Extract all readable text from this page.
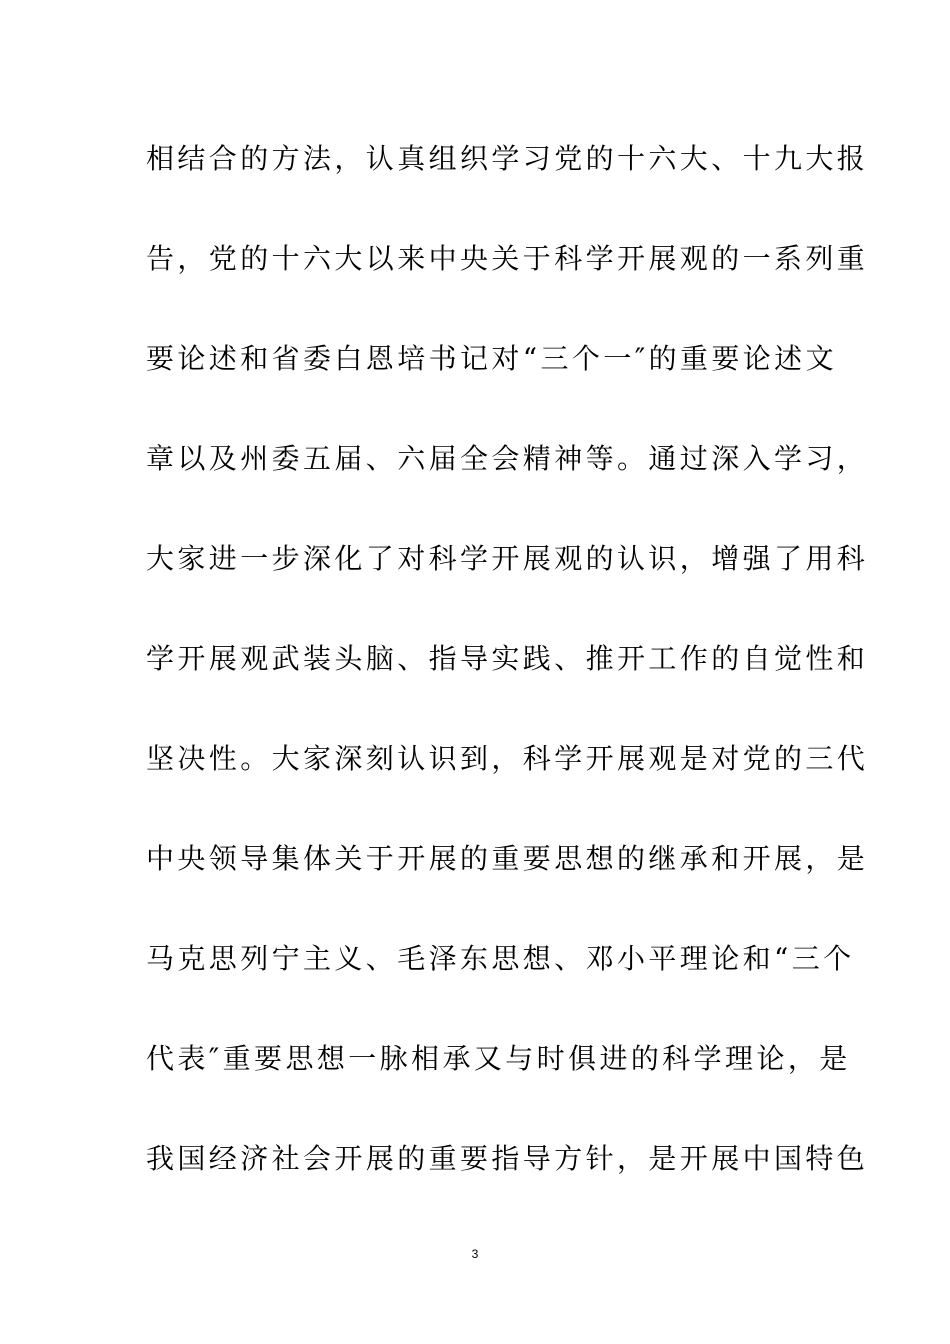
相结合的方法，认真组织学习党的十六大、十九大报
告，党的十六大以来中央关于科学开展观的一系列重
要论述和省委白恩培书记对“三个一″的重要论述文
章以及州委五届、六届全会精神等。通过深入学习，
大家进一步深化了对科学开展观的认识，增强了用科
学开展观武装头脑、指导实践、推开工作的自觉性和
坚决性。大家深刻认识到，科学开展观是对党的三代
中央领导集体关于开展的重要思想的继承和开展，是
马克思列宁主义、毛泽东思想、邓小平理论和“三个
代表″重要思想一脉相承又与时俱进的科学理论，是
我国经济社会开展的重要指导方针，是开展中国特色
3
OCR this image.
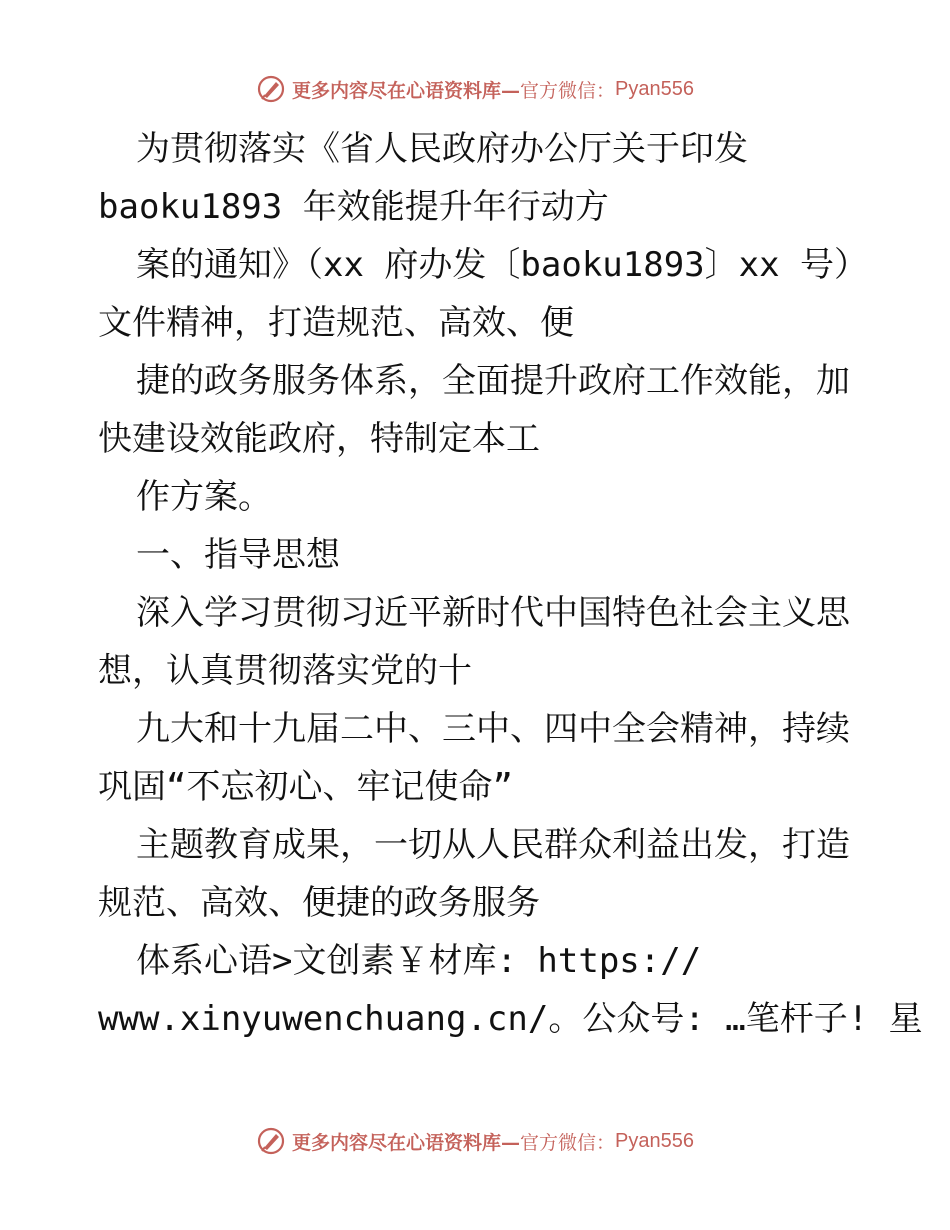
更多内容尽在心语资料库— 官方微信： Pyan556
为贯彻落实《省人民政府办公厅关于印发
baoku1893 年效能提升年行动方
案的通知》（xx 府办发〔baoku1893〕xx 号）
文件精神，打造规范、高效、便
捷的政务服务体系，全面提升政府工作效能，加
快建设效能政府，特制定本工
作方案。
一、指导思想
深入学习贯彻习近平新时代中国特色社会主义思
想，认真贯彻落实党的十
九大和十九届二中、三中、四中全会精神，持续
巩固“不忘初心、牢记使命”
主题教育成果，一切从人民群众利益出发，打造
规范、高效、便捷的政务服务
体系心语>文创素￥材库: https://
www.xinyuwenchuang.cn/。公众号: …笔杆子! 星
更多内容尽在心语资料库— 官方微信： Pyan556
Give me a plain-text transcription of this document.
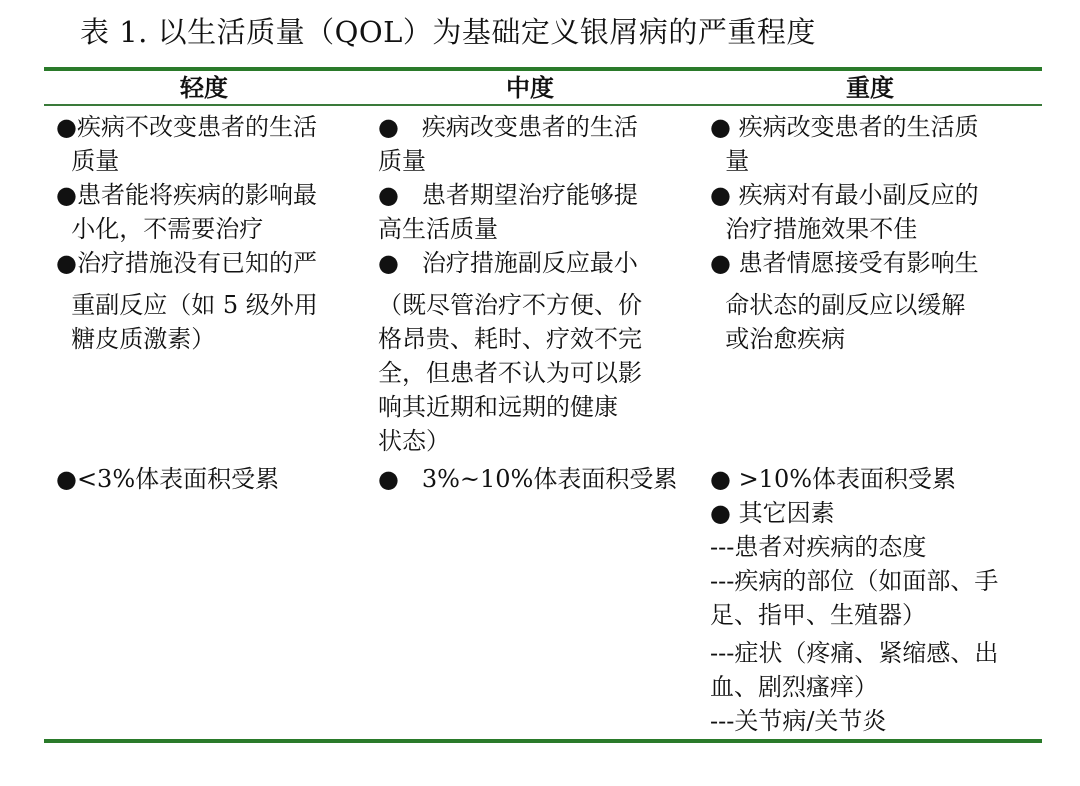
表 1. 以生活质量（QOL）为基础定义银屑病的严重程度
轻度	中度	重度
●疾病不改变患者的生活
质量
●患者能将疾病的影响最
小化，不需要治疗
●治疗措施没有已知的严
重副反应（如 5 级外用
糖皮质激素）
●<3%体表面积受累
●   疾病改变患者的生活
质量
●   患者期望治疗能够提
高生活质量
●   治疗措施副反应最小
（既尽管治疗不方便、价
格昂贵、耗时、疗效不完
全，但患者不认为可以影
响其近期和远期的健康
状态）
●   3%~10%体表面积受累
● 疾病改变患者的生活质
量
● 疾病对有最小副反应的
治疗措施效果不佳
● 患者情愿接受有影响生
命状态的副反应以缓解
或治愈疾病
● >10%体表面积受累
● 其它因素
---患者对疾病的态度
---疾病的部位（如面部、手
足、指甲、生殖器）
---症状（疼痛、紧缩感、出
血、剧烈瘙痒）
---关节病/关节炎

★ ★ ★ ★ ★ ★ ★

In the records above, locate every line with the string "this" and copy it.

Extract all readable text from this page.
OCR this image.
Give me a plain-text transcription of this document.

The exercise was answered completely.